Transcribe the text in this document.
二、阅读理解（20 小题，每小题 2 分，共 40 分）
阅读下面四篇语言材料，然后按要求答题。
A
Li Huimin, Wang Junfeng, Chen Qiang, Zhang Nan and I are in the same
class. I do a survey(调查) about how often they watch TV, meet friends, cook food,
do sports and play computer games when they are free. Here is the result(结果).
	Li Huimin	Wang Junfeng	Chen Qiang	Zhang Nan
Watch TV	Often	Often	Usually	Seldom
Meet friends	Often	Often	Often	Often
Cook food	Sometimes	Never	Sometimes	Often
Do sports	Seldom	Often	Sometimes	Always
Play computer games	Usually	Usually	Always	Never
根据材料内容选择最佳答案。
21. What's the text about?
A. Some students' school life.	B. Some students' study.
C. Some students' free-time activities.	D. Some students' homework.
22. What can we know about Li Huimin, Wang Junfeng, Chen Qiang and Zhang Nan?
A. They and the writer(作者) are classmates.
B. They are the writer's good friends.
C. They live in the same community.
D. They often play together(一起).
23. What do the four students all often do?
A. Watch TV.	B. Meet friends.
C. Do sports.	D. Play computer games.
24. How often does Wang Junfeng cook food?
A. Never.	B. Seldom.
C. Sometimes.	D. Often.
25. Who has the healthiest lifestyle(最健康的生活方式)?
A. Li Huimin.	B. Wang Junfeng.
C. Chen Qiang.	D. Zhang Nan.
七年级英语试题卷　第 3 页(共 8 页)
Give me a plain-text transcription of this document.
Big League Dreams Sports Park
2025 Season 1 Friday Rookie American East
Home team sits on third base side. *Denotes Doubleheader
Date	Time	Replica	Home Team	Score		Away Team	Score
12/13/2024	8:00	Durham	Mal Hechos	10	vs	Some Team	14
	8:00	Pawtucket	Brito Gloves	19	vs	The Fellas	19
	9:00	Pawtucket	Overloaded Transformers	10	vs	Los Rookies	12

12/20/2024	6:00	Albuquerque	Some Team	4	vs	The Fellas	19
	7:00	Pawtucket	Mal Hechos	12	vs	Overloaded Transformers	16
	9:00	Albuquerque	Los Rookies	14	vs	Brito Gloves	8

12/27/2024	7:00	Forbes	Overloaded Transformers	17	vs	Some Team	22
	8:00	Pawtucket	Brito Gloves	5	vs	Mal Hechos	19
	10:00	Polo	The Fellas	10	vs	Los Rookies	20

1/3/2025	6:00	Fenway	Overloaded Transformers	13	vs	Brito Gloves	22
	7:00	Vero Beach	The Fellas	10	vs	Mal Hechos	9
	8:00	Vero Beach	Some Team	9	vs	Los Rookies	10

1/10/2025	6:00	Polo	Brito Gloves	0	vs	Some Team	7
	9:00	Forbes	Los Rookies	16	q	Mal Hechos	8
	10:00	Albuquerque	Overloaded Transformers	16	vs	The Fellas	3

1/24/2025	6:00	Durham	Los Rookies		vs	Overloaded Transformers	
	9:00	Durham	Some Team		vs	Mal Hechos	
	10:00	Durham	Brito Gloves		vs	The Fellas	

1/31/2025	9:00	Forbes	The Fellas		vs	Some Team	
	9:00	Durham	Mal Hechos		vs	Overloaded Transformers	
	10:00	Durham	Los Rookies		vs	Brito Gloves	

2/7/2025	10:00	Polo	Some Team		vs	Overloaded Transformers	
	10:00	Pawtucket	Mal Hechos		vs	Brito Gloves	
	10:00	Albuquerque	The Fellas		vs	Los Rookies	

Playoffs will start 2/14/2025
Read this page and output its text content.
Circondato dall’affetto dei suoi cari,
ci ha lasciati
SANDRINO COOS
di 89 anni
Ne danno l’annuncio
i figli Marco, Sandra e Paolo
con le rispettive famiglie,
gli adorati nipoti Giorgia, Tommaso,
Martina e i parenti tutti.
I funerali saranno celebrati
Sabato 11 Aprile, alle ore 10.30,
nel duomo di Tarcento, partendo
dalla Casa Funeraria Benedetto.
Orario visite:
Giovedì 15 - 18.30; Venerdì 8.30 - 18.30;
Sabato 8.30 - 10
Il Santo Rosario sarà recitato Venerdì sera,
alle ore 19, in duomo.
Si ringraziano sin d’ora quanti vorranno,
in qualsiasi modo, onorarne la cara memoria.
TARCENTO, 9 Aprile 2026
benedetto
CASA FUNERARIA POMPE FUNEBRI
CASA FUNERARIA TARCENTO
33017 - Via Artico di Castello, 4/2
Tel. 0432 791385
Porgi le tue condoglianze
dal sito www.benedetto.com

★ ★ ★ ★ ★ ★ ★

== Problem to work on ==
Nothing should be changed: write out all of the data as is.

== Answer in full ==
Transcribe the text in this document.
二、阅读理解（20 小题，每小题 2 分，共 40 分）
阅读下面四篇语言材料，然后按要求答题。
A
Li Huimin, Wang Junfeng, Chen Qiang, Zhang Nan and I are in the same
class. I do a survey(调查) about how often they watch TV, meet friends, cook food,
do sports and play computer games when they are free. Here is the result(结果).
	Li Huimin	Wang Junfeng	Chen Qiang	Zhang Nan
Watch TV	Often	Often	Usually	Seldom
Meet friends	Often	Often	Often	Often
Cook food	Sometimes	Never	Sometimes	Often
Do sports	Seldom	Often	Sometimes	Always
Play computer games	Usually	Usually	Always	Never
根据材料内容选择最佳答案。
21. What's the text about?
A. Some students' school life.	B. Some students' study.
C. Some students' free-time activities.	D. Some students' homework.
22. What can we know about Li Huimin, Wang Junfeng, Chen Qiang and Zhang Nan?
A. They and the writer(作者) are classmates.
B. They are the writer's good friends.
C. They live in the same community.
D. They often play together(一起).
23. What do the four students all often do?
A. Watch TV.	B. Meet friends.
C. Do sports.	D. Play computer games.
24. How often does Wang Junfeng cook food?
A. Never.	B. Seldom.
C. Sometimes.	D. Often.
25. Who has the healthiest lifestyle(最健康的生活方式)?
A. Li Huimin.	B. Wang Junfeng.
C. Chen Qiang.	D. Zhang Nan.
七年级英语试题卷　第 3 页(共 8 页)
Give me a plain-text transcription of this document.
Big League Dreams Sports Park
2025 Season 1 Friday Rookie American East
Home team sits on third base side. *Denotes Doubleheader
Date	Time	Replica	Home Team	Score		Away Team	Score
12/13/2024	8:00	Durham	Mal Hechos	10	vs	Some Team	14
	8:00	Pawtucket	Brito Gloves	19	vs	The Fellas	19
	9:00	Pawtucket	Overloaded Transformers	10	vs	Los Rookies	12

12/20/2024	6:00	Albuquerque	Some Team	4	vs	The Fellas	19
	7:00	Pawtucket	Mal Hechos	12	vs	Overloaded Transformers	16
	9:00	Albuquerque	Los Rookies	14	vs	Brito Gloves	8

12/27/2024	7:00	Forbes	Overloaded Transformers	17	vs	Some Team	22
	8:00	Pawtucket	Brito Gloves	5	vs	Mal Hechos	19
	10:00	Polo	The Fellas	10	vs	Los Rookies	20

1/3/2025	6:00	Fenway	Overloaded Transformers	13	vs	Brito Gloves	22
	7:00	Vero Beach	The Fellas	10	vs	Mal Hechos	9
	8:00	Vero Beach	Some Team	9	vs	Los Rookies	10

1/10/2025	6:00	Polo	Brito Gloves	0	vs	Some Team	7
	9:00	Forbes	Los Rookies	16	q	Mal Hechos	8
	10:00	Albuquerque	Overloaded Transformers	16	vs	The Fellas	3

1/24/2025	6:00	Durham	Los Rookies		vs	Overloaded Transformers	
	9:00	Durham	Some Team		vs	Mal Hechos	
	10:00	Durham	Brito Gloves		vs	The Fellas	

1/31/2025	9:00	Forbes	The Fellas		vs	Some Team	
	9:00	Durham	Mal Hechos		vs	Overloaded Transformers	
	10:00	Durham	Los Rookies		vs	Brito Gloves	

2/7/2025	10:00	Polo	Some Team		vs	Overloaded Transformers	
	10:00	Pawtucket	Mal Hechos		vs	Brito Gloves	
	10:00	Albuquerque	The Fellas		vs	Los Rookies	

Playoffs will start 2/14/2025
Read this page and output its text content.
Circondato dall’affetto dei suoi cari,
ci ha lasciati
SANDRINO COOS
di 89 anni
Ne danno l’annuncio
i figli Marco, Sandra e Paolo
con le rispettive famiglie,
gli adorati nipoti Giorgia, Tommaso,
Martina e i parenti tutti.
I funerali saranno celebrati
Sabato 11 Aprile, alle ore 10.30,
nel duomo di Tarcento, partendo
dalla Casa Funeraria Benedetto.
Orario visite:
Giovedì 15 - 18.30; Venerdì 8.30 - 18.30;
Sabato 8.30 - 10
Il Santo Rosario sarà recitato Venerdì sera,
alle ore 19, in duomo.
Si ringraziano sin d’ora quanti vorranno,
in qualsiasi modo, onorarne la cara memoria.
TARCENTO, 9 Aprile 2026
benedetto
CASA FUNERARIA POMPE FUNEBRI
CASA FUNERARIA TARCENTO
33017 - Via Artico di Castello, 4/2
Tel. 0432 791385
Porgi le tue condoglianze
dal sito www.benedetto.com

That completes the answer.